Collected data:
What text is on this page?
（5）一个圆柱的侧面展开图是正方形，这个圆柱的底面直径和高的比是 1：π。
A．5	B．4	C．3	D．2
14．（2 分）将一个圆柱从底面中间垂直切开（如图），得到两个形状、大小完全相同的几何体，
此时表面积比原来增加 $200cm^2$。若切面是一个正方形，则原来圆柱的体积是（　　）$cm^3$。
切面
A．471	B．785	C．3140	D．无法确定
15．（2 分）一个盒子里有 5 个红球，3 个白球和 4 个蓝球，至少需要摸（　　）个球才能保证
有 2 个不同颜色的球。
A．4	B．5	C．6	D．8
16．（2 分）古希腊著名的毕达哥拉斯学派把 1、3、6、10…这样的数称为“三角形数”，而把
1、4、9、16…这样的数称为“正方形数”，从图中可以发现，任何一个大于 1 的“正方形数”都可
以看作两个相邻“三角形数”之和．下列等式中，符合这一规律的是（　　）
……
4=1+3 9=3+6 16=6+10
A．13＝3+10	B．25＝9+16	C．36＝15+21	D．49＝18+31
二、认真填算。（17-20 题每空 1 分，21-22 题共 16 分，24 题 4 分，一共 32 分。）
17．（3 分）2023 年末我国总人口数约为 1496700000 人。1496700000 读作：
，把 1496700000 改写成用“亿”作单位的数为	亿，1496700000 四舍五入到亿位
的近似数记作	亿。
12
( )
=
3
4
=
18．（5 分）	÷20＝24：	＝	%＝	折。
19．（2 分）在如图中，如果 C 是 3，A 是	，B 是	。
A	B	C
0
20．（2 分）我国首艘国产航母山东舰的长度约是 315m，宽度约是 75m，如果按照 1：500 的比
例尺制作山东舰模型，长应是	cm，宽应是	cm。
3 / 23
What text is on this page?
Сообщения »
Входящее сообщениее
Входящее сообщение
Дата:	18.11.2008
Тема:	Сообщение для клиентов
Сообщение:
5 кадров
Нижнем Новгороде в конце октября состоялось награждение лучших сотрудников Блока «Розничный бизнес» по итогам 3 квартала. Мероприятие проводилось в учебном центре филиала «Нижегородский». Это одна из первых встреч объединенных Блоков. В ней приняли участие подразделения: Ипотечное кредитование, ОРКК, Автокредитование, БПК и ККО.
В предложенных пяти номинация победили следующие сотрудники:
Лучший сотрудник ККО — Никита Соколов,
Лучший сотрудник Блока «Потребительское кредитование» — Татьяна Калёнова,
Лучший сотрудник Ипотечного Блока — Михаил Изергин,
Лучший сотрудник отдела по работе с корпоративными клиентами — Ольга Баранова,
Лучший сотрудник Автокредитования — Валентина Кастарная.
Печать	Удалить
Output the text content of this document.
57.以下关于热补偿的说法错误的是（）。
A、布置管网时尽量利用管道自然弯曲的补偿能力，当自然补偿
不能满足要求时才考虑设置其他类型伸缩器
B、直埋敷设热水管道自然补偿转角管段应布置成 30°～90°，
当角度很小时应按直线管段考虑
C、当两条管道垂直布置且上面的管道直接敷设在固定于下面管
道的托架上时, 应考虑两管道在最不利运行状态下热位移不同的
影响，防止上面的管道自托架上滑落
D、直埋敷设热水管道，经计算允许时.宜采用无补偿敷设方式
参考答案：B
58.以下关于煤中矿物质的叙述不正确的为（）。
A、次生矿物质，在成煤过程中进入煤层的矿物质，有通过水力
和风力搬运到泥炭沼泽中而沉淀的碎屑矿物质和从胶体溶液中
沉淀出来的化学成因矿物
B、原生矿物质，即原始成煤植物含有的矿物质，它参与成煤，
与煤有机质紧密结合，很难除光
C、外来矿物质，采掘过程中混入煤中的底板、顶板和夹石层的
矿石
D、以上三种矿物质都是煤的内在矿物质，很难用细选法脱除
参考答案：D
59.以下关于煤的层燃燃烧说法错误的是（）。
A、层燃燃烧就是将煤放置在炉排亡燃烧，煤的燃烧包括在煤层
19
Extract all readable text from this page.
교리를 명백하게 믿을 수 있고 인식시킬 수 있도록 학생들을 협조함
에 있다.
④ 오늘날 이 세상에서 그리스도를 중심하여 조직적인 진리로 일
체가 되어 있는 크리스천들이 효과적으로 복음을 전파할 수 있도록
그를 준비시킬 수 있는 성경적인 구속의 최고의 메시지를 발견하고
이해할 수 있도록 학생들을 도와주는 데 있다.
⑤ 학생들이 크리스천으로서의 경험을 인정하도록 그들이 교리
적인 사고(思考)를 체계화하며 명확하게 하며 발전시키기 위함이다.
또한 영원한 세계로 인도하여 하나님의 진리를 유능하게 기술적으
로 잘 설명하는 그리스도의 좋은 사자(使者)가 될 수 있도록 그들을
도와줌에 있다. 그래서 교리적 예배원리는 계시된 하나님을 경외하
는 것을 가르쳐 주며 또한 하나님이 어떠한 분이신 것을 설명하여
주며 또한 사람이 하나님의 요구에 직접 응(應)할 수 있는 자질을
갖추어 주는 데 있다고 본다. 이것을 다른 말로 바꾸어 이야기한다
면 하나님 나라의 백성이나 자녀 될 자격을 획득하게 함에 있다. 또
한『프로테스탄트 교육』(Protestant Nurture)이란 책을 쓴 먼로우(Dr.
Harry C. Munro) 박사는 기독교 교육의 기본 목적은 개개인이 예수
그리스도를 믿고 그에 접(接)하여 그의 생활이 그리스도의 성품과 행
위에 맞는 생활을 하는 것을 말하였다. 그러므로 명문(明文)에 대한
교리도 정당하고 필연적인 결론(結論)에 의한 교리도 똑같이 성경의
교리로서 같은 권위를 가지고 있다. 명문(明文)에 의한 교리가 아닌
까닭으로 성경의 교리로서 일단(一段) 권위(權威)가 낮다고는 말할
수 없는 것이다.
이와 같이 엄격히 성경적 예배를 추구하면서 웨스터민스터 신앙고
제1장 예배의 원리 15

■ Exercise goal: Copy each line above that contains the word "하나님의".

■ Answer below:
또한 영원한 세계로 인도하여 하나님의 진리를 유능하게 기술적으
주며 또한 사람이 하나님의 요구에 직접 응(應)할 수 있는 자질을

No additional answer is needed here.